Data excerpts:
((

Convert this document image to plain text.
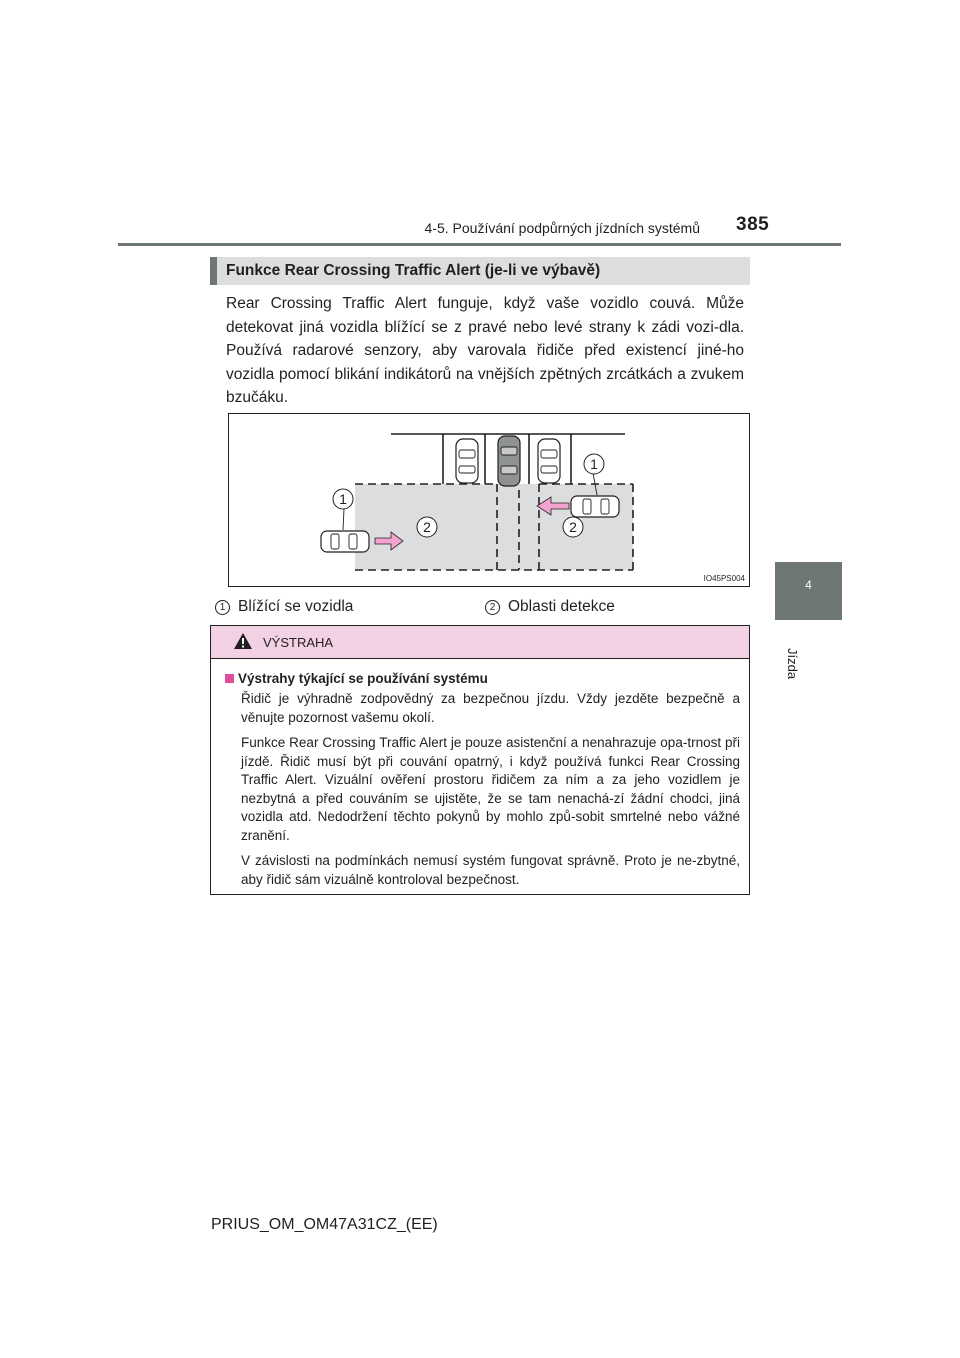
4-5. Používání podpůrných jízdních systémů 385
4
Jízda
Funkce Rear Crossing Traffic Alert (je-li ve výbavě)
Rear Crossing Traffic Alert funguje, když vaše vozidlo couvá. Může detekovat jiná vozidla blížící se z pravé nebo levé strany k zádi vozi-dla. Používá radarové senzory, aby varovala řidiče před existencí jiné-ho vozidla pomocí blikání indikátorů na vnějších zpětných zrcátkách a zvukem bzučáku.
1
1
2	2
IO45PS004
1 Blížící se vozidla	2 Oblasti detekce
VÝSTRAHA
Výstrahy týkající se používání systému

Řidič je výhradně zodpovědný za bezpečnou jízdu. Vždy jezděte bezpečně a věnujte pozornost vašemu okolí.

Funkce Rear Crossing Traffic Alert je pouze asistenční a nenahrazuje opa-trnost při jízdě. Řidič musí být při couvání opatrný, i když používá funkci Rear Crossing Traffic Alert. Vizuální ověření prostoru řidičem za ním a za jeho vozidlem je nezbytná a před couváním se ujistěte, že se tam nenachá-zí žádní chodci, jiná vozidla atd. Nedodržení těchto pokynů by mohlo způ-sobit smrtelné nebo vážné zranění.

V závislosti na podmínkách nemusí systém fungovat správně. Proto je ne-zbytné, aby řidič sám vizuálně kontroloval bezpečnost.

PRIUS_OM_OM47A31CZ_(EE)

))

Task description: Reproduce the full listing faithfully, but do not carry over any pictures.

Solution for this task:
Convert this document image to plain text.
4-5. Používání podpůrných jízdních systémů 385
4
Jízda
Funkce Rear Crossing Traffic Alert (je-li ve výbavě)
Rear Crossing Traffic Alert funguje, když vaše vozidlo couvá. Může detekovat jiná vozidla blížící se z pravé nebo levé strany k zádi vozi-dla. Používá radarové senzory, aby varovala řidiče před existencí jiné-ho vozidla pomocí blikání indikátorů na vnějších zpětných zrcátkách a zvukem bzučáku.
1
1
2	2
IO45PS004
1 Blížící se vozidla	2 Oblasti detekce
VÝSTRAHA
Výstrahy týkající se používání systému

Řidič je výhradně zodpovědný za bezpečnou jízdu. Vždy jezděte bezpečně a věnujte pozornost vašemu okolí.

Funkce Rear Crossing Traffic Alert je pouze asistenční a nenahrazuje opa-trnost při jízdě. Řidič musí být při couvání opatrný, i když používá funkci Rear Crossing Traffic Alert. Vizuální ověření prostoru řidičem za ním a za jeho vozidlem je nezbytná a před couváním se ujistěte, že se tam nenachá-zí žádní chodci, jiná vozidla atd. Nedodržení těchto pokynů by mohlo způ-sobit smrtelné nebo vážné zranění.

V závislosti na podmínkách nemusí systém fungovat správně. Proto je ne-zbytné, aby řidič sám vizuálně kontroloval bezpečnost.

PRIUS_OM_OM47A31CZ_(EE)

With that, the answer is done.